▶ [What the exercise asks]
Write every entry out again exactly, please, and skip the pictures.

(Data records)
===============
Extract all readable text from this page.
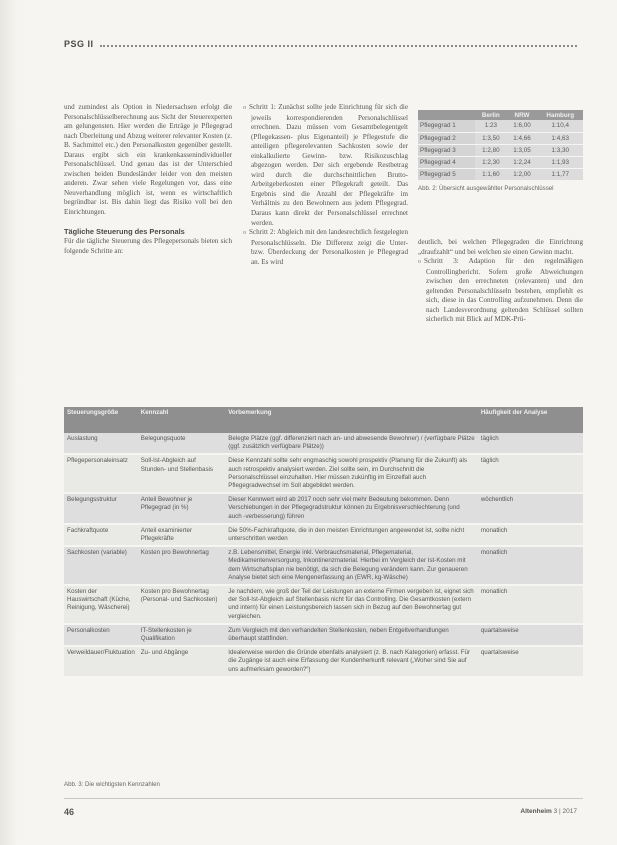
PSG II

und zumindest als Option in Niedersachsen erfolgt die Personalschlüsselberechnung aus Sicht der Steuerexperten am gelungensten. Hier werden die Erträge je Pflegegrad nach Überleitung und Abzug weiterer relevanter Kosten (z. B. Sachmittel etc.) den Personalkosten gegenüber gestellt. Daraus ergibt sich ein krankenkassenindividueller Personalschlüssel. Und genau das ist der Unterschied zwischen beiden Bundesländer leider von den meisten anderen. Zwar sehen viele Regelungen vor, dass eine Neuverhandlung möglich ist, wenn es wirtschaftlich begründbar ist. Bis dahin liegt das Risiko voll bei den Einrichtungen.

Tägliche Steuerung des Personals

Für die tägliche Steuerung des Pflegepersonals bieten sich folgende Schritte an:

o Schritt 1: Zunächst sollte jede Einrichtung für sich die jeweils korrespondierenden Personalschlüssel errechnen. Dazu müssen vom Gesamtbelegentgelt (Pflegekassen- plus Eigenanteil) je Pflegestufe die anteiligen pflegerelevanten Sachkosten sowie der einkalkulierte Gewinn- bzw. Risikozuschlag abgezogen werden. Der sich ergebende Restbetrag wird durch die durchschnittlichen Brutto-Arbeitgeberkosten einer Pflegekraft geteilt. Das Ergebnis sind die Anzahl der Pflegekräfte im Verhältnis zu den Bewohnern aus jedem Pflegegrad. Daraus kann direkt der Personalschlüssel errechnet werden.

o Schritt 2: Abgleich mit den landesrechtlich festgelegten Personalschlüsseln. Die Differenz zeigt die Unter- bzw. Überdeckung der Personalkosten je Pflegegrad an. Es wird

	Berlin	NRW	Hamburg
Pflegegrad 1	1:23	1:6,00	1:10,4
Pflegegrad 2	1:3,50	1:4,66	1:4,63
Pflegegrad 3	1:2,80	1:3,05	1:3,30
Pflegegrad 4	1:2,30	1:2,24	1:1,93
Pflegegrad 5	1:1,60	1:2,00	1:1,77
Abb. 2: Übersicht ausgewählter Personalschlüssel

deutlich, bei welchen Pflegegraden die Einrichtung „draufzahlt“ und bei welchen sie einen Gewinn macht.

o Schritt 3: Adaption für den regelmäßigen Controllingbericht. Sofern große Abweichungen zwischen den errechneten (relevanten) und den geltenden Personalschlüsseln bestehen, empfiehlt es sich, diese in das Controlling aufzunehmen. Denn die nach Landesverordnung geltenden Schlüssel sollten sicherlich mit Blick auf MDK-Prü-

Steuerungsgröße	Kennzahl	Vorbemerkung	Häufigkeit der Analyse
Auslastung	Belegungsquote	Belegte Plätze (ggf. differenziert nach an- und abwesende Bewohner) / (verfügbare Plätze (ggf. zusätzlich verfügbare Plätze))	täglich
Pflegepersonaleinsatz	Soll-Ist-Abgleich auf Stunden- und Stellenbasis	Diese Kennzahl sollte sehr engmaschig sowohl prospektiv (Planung für die Zukunft) als auch retrospektiv analysiert werden. Ziel sollte sein, im Durchschnitt die Personalschlüssel einzuhalten. Hier müssen zukünftig im Einzelfall auch Pflegegradwechsel im Soll abgebildet werden.	täglich
Belegungsstruktur	Anteil Bewohner je Pflegegrad (in %)	Dieser Kennwert wird ab 2017 noch sehr viel mehr Bedeutung bekommen. Denn Verschiebungen in der Pflegegradstruktur können zu Ergebnisverschlechterung (und auch -verbesserung) führen	wöchentlich
Fachkraftquote	Anteil examinierter Pflegekräfte	Die 50%-Fachkraftquote, die in den meisten Einrichtungen angewendet ist, sollte nicht unterschritten werden	monatlich
Sachkosten (variable)	Kosten pro Bewohnertag	z.B. Lebensmittel, Energie inkl. Verbrauchsmaterial, Pflegematerial, Medikamentenversorgung, Inkontinenzmaterial. Hierbei im Vergleich der Ist-Kosten mit dem Wirtschaftsplan nie benötigt, da sich die Belegung verändern kann. Zur genaueren Analyse bietet sich eine Mengenerfassung an (EWR, kg-Wäsche)	monatlich
Kosten der Hauswirtschaft (Küche, Reinigung, Wäscherei)	Kosten pro Bewohnertag (Personal- und Sachkosten)	Je nachdem, wie groß der Teil der Leistungen an externe Firmen vergeben ist, eignet sich der Soll-Ist-Abgleich auf Stellenbasis nicht für das Controlling. Die Gesamtkosten (extern und intern) für einen Leistungsbereich lassen sich in Bezug auf den Bewohnertag gut vergleichen.	monatlich
Personalkosten	IT-Stellenkosten je Qualifikation	Zum Vergleich mit den verhandelten Stellenkosten, neben Entgeltverhandlungen überhaupt stattfinden.	quartalsweise
Verweildauer/Fluktuation	Zu- und Abgänge	Idealerweise werden die Gründe ebenfalls analysiert (z. B. nach Kategorien) erfasst. Für die Zugänge ist auch eine Erfassung der Kundenherkunft relevant („Woher sind Sie auf uns aufmerksam geworden?“)	quartalsweise
Abb. 3: Die wichtigsten Kennzahlen
46	Altenheim 3 | 2017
===============
▶ [Answer to this task]
Extract all readable text from this page.
PSG II

und zumindest als Option in Niedersachsen erfolgt die Personalschlüsselberechnung aus Sicht der Steuerexperten am gelungensten. Hier werden die Erträge je Pflegegrad nach Überleitung und Abzug weiterer relevanter Kosten (z. B. Sachmittel etc.) den Personalkosten gegenüber gestellt. Daraus ergibt sich ein krankenkassenindividueller Personalschlüssel. Und genau das ist der Unterschied zwischen beiden Bundesländer leider von den meisten anderen. Zwar sehen viele Regelungen vor, dass eine Neuverhandlung möglich ist, wenn es wirtschaftlich begründbar ist. Bis dahin liegt das Risiko voll bei den Einrichtungen.

Tägliche Steuerung des Personals

Für die tägliche Steuerung des Pflegepersonals bieten sich folgende Schritte an:

o Schritt 1: Zunächst sollte jede Einrichtung für sich die jeweils korrespondierenden Personalschlüssel errechnen. Dazu müssen vom Gesamtbelegentgelt (Pflegekassen- plus Eigenanteil) je Pflegestufe die anteiligen pflegerelevanten Sachkosten sowie der einkalkulierte Gewinn- bzw. Risikozuschlag abgezogen werden. Der sich ergebende Restbetrag wird durch die durchschnittlichen Brutto-Arbeitgeberkosten einer Pflegekraft geteilt. Das Ergebnis sind die Anzahl der Pflegekräfte im Verhältnis zu den Bewohnern aus jedem Pflegegrad. Daraus kann direkt der Personalschlüssel errechnet werden.

o Schritt 2: Abgleich mit den landesrechtlich festgelegten Personalschlüsseln. Die Differenz zeigt die Unter- bzw. Überdeckung der Personalkosten je Pflegegrad an. Es wird

	Berlin	NRW	Hamburg
Pflegegrad 1	1:23	1:6,00	1:10,4
Pflegegrad 2	1:3,50	1:4,66	1:4,63
Pflegegrad 3	1:2,80	1:3,05	1:3,30
Pflegegrad 4	1:2,30	1:2,24	1:1,93
Pflegegrad 5	1:1,60	1:2,00	1:1,77
Abb. 2: Übersicht ausgewählter Personalschlüssel

deutlich, bei welchen Pflegegraden die Einrichtung „draufzahlt“ und bei welchen sie einen Gewinn macht.

o Schritt 3: Adaption für den regelmäßigen Controllingbericht. Sofern große Abweichungen zwischen den errechneten (relevanten) und den geltenden Personalschlüsseln bestehen, empfiehlt es sich, diese in das Controlling aufzunehmen. Denn die nach Landesverordnung geltenden Schlüssel sollten sicherlich mit Blick auf MDK-Prü-

Steuerungsgröße	Kennzahl	Vorbemerkung	Häufigkeit der Analyse
Auslastung	Belegungsquote	Belegte Plätze (ggf. differenziert nach an- und abwesende Bewohner) / (verfügbare Plätze (ggf. zusätzlich verfügbare Plätze))	täglich
Pflegepersonaleinsatz	Soll-Ist-Abgleich auf Stunden- und Stellenbasis	Diese Kennzahl sollte sehr engmaschig sowohl prospektiv (Planung für die Zukunft) als auch retrospektiv analysiert werden. Ziel sollte sein, im Durchschnitt die Personalschlüssel einzuhalten. Hier müssen zukünftig im Einzelfall auch Pflegegradwechsel im Soll abgebildet werden.	täglich
Belegungsstruktur	Anteil Bewohner je Pflegegrad (in %)	Dieser Kennwert wird ab 2017 noch sehr viel mehr Bedeutung bekommen. Denn Verschiebungen in der Pflegegradstruktur können zu Ergebnisverschlechterung (und auch -verbesserung) führen	wöchentlich
Fachkraftquote	Anteil examinierter Pflegekräfte	Die 50%-Fachkraftquote, die in den meisten Einrichtungen angewendet ist, sollte nicht unterschritten werden	monatlich
Sachkosten (variable)	Kosten pro Bewohnertag	z.B. Lebensmittel, Energie inkl. Verbrauchsmaterial, Pflegematerial, Medikamentenversorgung, Inkontinenzmaterial. Hierbei im Vergleich der Ist-Kosten mit dem Wirtschaftsplan nie benötigt, da sich die Belegung verändern kann. Zur genaueren Analyse bietet sich eine Mengenerfassung an (EWR, kg-Wäsche)	monatlich
Kosten der Hauswirtschaft (Küche, Reinigung, Wäscherei)	Kosten pro Bewohnertag (Personal- und Sachkosten)	Je nachdem, wie groß der Teil der Leistungen an externe Firmen vergeben ist, eignet sich der Soll-Ist-Abgleich auf Stellenbasis nicht für das Controlling. Die Gesamtkosten (extern und intern) für einen Leistungsbereich lassen sich in Bezug auf den Bewohnertag gut vergleichen.	monatlich
Personalkosten	IT-Stellenkosten je Qualifikation	Zum Vergleich mit den verhandelten Stellenkosten, neben Entgeltverhandlungen überhaupt stattfinden.	quartalsweise
Verweildauer/Fluktuation	Zu- und Abgänge	Idealerweise werden die Gründe ebenfalls analysiert (z. B. nach Kategorien) erfasst. Für die Zugänge ist auch eine Erfassung der Kundenherkunft relevant („Woher sind Sie auf uns aufmerksam geworden?“)	quartalsweise
Abb. 3: Die wichtigsten Kennzahlen
46	Altenheim 3 | 2017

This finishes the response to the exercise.